> TRECHO DO DOCUMENTO:
O relator do projeto, deputado Delegado Paulo Bilynskyj (PL-SP), recomendou sua aprovação, alegando que a proposta ajusta a legislação aos avanços destinados a garantir os direitos das mulheres. Segundo ele, “Faz-se necessária a adequação do dispositivo, uma vez que o Direito deve acompanhar a evolução dos princípios e valores”.
A autora da proposta, deputada Delegada Ione (Avante-MG), afirma que o Código Penal Militar em vigor contém anacronismos, estereótipos, preconceitos e discriminação em relação às mulheres, que não se coadunam com a luta pela igualdade. Ela destaca a importância de adequar a legislação aos valores sociais contemporâneos e aos princípios constitucionais da igualdade entre os gêneros e da dignidade humana. Além disso, ressalta que a redação atual não contempla os homens como possíveis vítimas.
A deputada também relembra que o Congresso Nacional aprovou, em 2005, uma proposta semelhante para retirar a expressão “mulher honesta” do Código Penal. Essa proposta foi convertida na Lei 11.106/05, que alterou diversos pontos da legislação referentes a crimes sexuais.

> INFORMAÇÕES FORNECIDAS:

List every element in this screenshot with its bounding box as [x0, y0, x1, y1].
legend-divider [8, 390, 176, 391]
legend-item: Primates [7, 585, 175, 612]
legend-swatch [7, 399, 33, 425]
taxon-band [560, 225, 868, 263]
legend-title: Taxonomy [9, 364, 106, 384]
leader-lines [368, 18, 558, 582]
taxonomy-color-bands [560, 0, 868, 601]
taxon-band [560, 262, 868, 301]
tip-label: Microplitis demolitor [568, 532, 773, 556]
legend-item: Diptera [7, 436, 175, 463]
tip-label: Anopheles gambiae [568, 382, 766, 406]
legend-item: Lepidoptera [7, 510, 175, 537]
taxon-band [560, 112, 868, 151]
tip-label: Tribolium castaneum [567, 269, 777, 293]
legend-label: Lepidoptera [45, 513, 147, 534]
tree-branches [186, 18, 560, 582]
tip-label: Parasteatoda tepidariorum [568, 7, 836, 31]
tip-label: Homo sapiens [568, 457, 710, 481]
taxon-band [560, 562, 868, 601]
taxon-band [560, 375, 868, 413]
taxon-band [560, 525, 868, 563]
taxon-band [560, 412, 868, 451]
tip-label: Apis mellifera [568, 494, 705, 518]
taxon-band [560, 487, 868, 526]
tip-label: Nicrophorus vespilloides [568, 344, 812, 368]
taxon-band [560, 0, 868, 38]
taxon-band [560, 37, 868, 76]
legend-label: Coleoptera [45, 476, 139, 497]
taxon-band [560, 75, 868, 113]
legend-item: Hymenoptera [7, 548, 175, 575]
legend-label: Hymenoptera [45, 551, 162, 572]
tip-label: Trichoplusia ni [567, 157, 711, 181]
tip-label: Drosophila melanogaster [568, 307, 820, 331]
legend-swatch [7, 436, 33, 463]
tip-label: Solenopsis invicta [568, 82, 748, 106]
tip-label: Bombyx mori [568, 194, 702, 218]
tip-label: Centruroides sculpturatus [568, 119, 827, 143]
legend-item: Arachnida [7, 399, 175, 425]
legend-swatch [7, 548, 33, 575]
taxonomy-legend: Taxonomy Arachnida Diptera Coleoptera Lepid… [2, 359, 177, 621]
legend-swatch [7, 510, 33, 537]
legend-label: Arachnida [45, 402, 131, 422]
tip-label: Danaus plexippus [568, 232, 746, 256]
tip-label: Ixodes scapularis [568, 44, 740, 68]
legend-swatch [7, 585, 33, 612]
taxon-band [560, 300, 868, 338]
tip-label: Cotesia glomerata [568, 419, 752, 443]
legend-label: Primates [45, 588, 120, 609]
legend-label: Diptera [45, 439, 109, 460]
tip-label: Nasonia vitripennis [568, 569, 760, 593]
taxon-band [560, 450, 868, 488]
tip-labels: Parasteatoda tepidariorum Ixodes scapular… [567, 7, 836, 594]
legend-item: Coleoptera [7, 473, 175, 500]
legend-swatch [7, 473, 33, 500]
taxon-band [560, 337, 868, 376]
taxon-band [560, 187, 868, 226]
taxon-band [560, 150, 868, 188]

> TRABALHO REQUERIDO: Dê prosseguimento ao texto sobre a proposta de adequação do Código Penal Militar, começando logo após a última frase apresentada.

> RESPOSTA A SEGUIR:
O projeto de lei aprovado pela Comissão de Relações Exteriores e de Defesa Nacional agora segue para análise pela Comissão de Constituição e Justiça e de Cidadania. Vale ressaltar que, de acordo com o rito de tramitação, o projeto pode ser votado apenas pelas comissões designadas para analisá-lo, dispensando a deliberação no Plenário. No entanto, se houver decisão divergente entre as comissões ou se houver recurso assinado por 52 deputados, a matéria será apreciada no Plenário.
Com isso, espera-se que essa atualização na definição de “rapto” no Código Penal Militar contribua para a garantia dos direitos das mulheres e para a eliminação de estereótipos e preconceitos presentes na legislação. A proposta se alinha aos princípios constitucionais da igualdade e da dignidade humana, mostrando a importância de adaptar as leis às mudanças sociais e valores contemporâneos.